• [Provided data]
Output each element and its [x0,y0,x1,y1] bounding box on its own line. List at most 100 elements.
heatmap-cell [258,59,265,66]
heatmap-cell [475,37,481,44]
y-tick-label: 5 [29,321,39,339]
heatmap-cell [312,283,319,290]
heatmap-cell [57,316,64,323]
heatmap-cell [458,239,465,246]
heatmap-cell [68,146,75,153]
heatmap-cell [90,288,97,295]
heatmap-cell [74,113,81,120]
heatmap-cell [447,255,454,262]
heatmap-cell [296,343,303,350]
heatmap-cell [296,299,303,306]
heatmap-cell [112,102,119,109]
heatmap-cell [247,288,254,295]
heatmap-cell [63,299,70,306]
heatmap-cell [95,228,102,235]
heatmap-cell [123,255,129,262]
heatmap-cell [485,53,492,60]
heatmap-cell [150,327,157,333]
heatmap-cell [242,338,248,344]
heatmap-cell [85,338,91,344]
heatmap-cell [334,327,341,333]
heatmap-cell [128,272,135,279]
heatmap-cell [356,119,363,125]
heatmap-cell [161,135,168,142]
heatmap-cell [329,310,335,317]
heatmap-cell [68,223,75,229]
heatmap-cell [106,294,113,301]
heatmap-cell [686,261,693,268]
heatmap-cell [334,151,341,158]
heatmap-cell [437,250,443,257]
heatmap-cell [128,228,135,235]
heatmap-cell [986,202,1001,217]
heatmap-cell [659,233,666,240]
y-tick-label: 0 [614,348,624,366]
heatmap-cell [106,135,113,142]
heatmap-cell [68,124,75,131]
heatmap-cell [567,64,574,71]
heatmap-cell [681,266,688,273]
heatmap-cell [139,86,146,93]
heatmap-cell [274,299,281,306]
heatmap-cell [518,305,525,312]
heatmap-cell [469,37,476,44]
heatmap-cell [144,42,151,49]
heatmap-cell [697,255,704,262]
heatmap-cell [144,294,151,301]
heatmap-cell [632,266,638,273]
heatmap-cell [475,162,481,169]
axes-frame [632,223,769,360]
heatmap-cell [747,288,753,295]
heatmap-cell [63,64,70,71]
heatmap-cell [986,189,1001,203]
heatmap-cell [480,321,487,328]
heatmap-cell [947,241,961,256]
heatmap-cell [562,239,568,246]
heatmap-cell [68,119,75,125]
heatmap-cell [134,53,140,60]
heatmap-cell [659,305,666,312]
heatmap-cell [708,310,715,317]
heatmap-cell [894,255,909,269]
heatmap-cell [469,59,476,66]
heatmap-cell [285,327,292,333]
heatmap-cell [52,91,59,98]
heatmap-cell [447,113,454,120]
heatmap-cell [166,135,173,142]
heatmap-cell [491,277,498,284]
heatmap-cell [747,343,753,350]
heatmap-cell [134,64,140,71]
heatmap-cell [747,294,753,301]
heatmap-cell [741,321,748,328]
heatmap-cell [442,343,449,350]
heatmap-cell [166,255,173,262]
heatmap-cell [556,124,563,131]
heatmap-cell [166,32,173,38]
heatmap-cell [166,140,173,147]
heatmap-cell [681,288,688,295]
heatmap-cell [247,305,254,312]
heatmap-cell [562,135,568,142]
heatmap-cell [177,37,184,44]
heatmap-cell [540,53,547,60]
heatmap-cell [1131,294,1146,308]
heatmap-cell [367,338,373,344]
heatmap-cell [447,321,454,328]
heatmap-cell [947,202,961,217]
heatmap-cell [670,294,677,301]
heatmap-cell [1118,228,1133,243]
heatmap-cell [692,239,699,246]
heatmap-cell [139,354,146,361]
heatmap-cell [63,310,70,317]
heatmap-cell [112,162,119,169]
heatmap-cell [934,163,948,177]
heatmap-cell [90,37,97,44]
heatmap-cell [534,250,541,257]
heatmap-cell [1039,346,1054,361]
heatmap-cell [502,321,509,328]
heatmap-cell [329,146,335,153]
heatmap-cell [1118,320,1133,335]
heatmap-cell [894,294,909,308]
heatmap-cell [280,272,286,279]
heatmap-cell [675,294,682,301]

• [Work required]
Rewrite the data from its first line through the line containing "heatmap-cell [74,113,81,120]", changing "heatmap-cell" to "grid-cell" and keeping everything else the same. Return only those lines.

• [Output of the exercise]
Output each element and its [x0,y0,x1,y1] bounding box on its own line. List at most 100 elements.
grid-cell [258,59,265,66]
grid-cell [475,37,481,44]
y-tick-label: 5 [29,321,39,339]
grid-cell [312,283,319,290]
grid-cell [57,316,64,323]
grid-cell [458,239,465,246]
grid-cell [68,146,75,153]
grid-cell [90,288,97,295]
grid-cell [74,113,81,120]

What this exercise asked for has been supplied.